→ RECORDS SHOWN:
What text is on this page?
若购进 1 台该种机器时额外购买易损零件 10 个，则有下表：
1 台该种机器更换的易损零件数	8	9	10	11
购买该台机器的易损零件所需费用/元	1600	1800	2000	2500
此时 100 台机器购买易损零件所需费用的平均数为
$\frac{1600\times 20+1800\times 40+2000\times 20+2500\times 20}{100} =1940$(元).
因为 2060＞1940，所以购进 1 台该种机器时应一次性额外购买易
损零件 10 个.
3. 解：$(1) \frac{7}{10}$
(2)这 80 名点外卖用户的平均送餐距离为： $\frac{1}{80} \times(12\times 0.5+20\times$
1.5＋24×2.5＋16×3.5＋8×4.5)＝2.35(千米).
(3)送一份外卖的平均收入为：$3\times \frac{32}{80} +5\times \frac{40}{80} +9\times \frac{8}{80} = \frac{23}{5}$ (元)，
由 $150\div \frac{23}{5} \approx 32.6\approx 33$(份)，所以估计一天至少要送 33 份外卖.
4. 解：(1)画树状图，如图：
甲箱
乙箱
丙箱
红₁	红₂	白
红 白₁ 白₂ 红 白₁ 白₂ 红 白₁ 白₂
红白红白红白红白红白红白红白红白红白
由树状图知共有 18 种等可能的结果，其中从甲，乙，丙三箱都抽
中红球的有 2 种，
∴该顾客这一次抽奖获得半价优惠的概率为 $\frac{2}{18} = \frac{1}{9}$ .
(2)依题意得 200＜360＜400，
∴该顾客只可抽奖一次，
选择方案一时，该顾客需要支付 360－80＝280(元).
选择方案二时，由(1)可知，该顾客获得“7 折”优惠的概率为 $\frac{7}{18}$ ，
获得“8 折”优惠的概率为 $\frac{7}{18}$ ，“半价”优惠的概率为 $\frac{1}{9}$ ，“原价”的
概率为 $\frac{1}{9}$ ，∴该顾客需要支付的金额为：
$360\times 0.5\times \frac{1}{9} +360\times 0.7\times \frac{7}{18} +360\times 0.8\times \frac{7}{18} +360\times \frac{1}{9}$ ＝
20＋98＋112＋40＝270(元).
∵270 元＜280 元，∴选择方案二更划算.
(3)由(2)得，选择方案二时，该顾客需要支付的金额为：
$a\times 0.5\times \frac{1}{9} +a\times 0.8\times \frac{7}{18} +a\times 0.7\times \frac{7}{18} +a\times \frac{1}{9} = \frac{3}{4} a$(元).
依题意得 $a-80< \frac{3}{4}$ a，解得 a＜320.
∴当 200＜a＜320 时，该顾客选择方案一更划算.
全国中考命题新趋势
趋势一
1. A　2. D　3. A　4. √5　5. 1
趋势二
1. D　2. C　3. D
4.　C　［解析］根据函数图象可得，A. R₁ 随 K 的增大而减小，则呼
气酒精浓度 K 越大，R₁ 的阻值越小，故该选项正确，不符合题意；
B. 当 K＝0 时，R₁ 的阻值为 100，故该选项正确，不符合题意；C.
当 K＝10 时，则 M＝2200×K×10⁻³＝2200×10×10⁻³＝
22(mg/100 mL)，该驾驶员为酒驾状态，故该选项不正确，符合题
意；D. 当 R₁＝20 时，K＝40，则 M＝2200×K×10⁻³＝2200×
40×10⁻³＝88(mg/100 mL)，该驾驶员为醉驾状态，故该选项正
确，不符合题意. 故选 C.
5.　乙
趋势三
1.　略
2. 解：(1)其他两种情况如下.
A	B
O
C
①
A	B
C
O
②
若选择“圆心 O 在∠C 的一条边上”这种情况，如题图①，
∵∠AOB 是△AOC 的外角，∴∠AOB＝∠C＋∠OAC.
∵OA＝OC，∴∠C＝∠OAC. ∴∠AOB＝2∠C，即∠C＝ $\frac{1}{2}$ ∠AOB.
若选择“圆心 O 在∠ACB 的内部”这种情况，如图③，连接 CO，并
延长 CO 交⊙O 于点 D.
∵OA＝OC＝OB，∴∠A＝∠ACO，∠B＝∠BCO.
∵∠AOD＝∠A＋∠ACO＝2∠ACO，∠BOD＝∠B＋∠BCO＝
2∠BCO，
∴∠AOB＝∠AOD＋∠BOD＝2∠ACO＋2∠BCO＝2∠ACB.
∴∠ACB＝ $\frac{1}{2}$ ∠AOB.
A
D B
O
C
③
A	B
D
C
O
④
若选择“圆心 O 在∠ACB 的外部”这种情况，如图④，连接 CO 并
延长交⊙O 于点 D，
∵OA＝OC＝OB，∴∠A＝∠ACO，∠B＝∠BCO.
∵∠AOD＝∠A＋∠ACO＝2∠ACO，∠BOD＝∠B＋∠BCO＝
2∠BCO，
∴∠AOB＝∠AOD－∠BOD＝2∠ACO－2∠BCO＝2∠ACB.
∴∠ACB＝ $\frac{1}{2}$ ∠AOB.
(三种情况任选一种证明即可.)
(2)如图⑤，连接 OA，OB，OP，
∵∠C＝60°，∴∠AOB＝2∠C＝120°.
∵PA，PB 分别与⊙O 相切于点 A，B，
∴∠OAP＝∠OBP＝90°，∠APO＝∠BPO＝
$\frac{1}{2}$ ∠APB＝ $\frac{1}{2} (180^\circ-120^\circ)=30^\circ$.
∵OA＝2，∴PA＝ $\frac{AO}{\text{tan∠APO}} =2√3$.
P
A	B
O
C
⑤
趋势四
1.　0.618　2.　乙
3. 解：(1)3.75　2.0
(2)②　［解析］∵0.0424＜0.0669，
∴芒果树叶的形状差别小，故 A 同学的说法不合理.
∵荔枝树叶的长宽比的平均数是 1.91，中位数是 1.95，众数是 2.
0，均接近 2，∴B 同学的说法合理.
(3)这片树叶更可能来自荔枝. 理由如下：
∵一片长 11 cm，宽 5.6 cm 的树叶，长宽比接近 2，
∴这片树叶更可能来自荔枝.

→ SHORT PROBLEM: Retype the data exactly as given.

→ RESPONSE:
What text is on this page?
若购进 1 台该种机器时额外购买易损零件 10 个，则有下表：
1 台该种机器更换的易损零件数	8	9	10	11
购买该台机器的易损零件所需费用/元	1600	1800	2000	2500
此时 100 台机器购买易损零件所需费用的平均数为
$\frac{1600\times 20+1800\times 40+2000\times 20+2500\times 20}{100} =1940$(元).
因为 2060＞1940，所以购进 1 台该种机器时应一次性额外购买易
损零件 10 个.
3. 解：$(1) \frac{7}{10}$
(2)这 80 名点外卖用户的平均送餐距离为： $\frac{1}{80} \times(12\times 0.5+20\times$
1.5＋24×2.5＋16×3.5＋8×4.5)＝2.35(千米).
(3)送一份外卖的平均收入为：$3\times \frac{32}{80} +5\times \frac{40}{80} +9\times \frac{8}{80} = \frac{23}{5}$ (元)，
由 $150\div \frac{23}{5} \approx 32.6\approx 33$(份)，所以估计一天至少要送 33 份外卖.
4. 解：(1)画树状图，如图：
甲箱
乙箱
丙箱
红₁	红₂	白
红 白₁ 白₂ 红 白₁ 白₂ 红 白₁ 白₂
红白红白红白红白红白红白红白红白红白
由树状图知共有 18 种等可能的结果，其中从甲，乙，丙三箱都抽
中红球的有 2 种，
∴该顾客这一次抽奖获得半价优惠的概率为 $\frac{2}{18} = \frac{1}{9}$ .
(2)依题意得 200＜360＜400，
∴该顾客只可抽奖一次，
选择方案一时，该顾客需要支付 360－80＝280(元).
选择方案二时，由(1)可知，该顾客获得“7 折”优惠的概率为 $\frac{7}{18}$ ，
获得“8 折”优惠的概率为 $\frac{7}{18}$ ，“半价”优惠的概率为 $\frac{1}{9}$ ，“原价”的
概率为 $\frac{1}{9}$ ，∴该顾客需要支付的金额为：
$360\times 0.5\times \frac{1}{9} +360\times 0.7\times \frac{7}{18} +360\times 0.8\times \frac{7}{18} +360\times \frac{1}{9}$ ＝
20＋98＋112＋40＝270(元).
∵270 元＜280 元，∴选择方案二更划算.
(3)由(2)得，选择方案二时，该顾客需要支付的金额为：
$a\times 0.5\times \frac{1}{9} +a\times 0.8\times \frac{7}{18} +a\times 0.7\times \frac{7}{18} +a\times \frac{1}{9} = \frac{3}{4} a$(元).
依题意得 $a-80< \frac{3}{4}$ a，解得 a＜320.
∴当 200＜a＜320 时，该顾客选择方案一更划算.
全国中考命题新趋势
趋势一
1. A　2. D　3. A　4. √5　5. 1
趋势二
1. D　2. C　3. D
4.　C　［解析］根据函数图象可得，A. R₁ 随 K 的增大而减小，则呼
气酒精浓度 K 越大，R₁ 的阻值越小，故该选项正确，不符合题意；
B. 当 K＝0 时，R₁ 的阻值为 100，故该选项正确，不符合题意；C.
当 K＝10 时，则 M＝2200×K×10⁻³＝2200×10×10⁻³＝
22(mg/100 mL)，该驾驶员为酒驾状态，故该选项不正确，符合题
意；D. 当 R₁＝20 时，K＝40，则 M＝2200×K×10⁻³＝2200×
40×10⁻³＝88(mg/100 mL)，该驾驶员为醉驾状态，故该选项正
确，不符合题意. 故选 C.
5.　乙
趋势三
1.　略
2. 解：(1)其他两种情况如下.
A	B
O
C
①
A	B
C
O
②
若选择“圆心 O 在∠C 的一条边上”这种情况，如题图①，
∵∠AOB 是△AOC 的外角，∴∠AOB＝∠C＋∠OAC.
∵OA＝OC，∴∠C＝∠OAC. ∴∠AOB＝2∠C，即∠C＝ $\frac{1}{2}$ ∠AOB.
若选择“圆心 O 在∠ACB 的内部”这种情况，如图③，连接 CO，并
延长 CO 交⊙O 于点 D.
∵OA＝OC＝OB，∴∠A＝∠ACO，∠B＝∠BCO.
∵∠AOD＝∠A＋∠ACO＝2∠ACO，∠BOD＝∠B＋∠BCO＝
2∠BCO，
∴∠AOB＝∠AOD＋∠BOD＝2∠ACO＋2∠BCO＝2∠ACB.
∴∠ACB＝ $\frac{1}{2}$ ∠AOB.
A
D B
O
C
③
A	B
D
C
O
④
若选择“圆心 O 在∠ACB 的外部”这种情况，如图④，连接 CO 并
延长交⊙O 于点 D，
∵OA＝OC＝OB，∴∠A＝∠ACO，∠B＝∠BCO.
∵∠AOD＝∠A＋∠ACO＝2∠ACO，∠BOD＝∠B＋∠BCO＝
2∠BCO，
∴∠AOB＝∠AOD－∠BOD＝2∠ACO－2∠BCO＝2∠ACB.
∴∠ACB＝ $\frac{1}{2}$ ∠AOB.
(三种情况任选一种证明即可.)
(2)如图⑤，连接 OA，OB，OP，
∵∠C＝60°，∴∠AOB＝2∠C＝120°.
∵PA，PB 分别与⊙O 相切于点 A，B，
∴∠OAP＝∠OBP＝90°，∠APO＝∠BPO＝
$\frac{1}{2}$ ∠APB＝ $\frac{1}{2} (180^\circ-120^\circ)=30^\circ$.
∵OA＝2，∴PA＝ $\frac{AO}{\text{tan∠APO}} =2√3$.
P
A	B
O
C
⑤
趋势四
1.　0.618　2.　乙
3. 解：(1)3.75　2.0
(2)②　［解析］∵0.0424＜0.0669，
∴芒果树叶的形状差别小，故 A 同学的说法不合理.
∵荔枝树叶的长宽比的平均数是 1.91，中位数是 1.95，众数是 2.
0，均接近 2，∴B 同学的说法合理.
(3)这片树叶更可能来自荔枝. 理由如下：
∵一片长 11 cm，宽 5.6 cm 的树叶，长宽比接近 2，
∴这片树叶更可能来自荔枝.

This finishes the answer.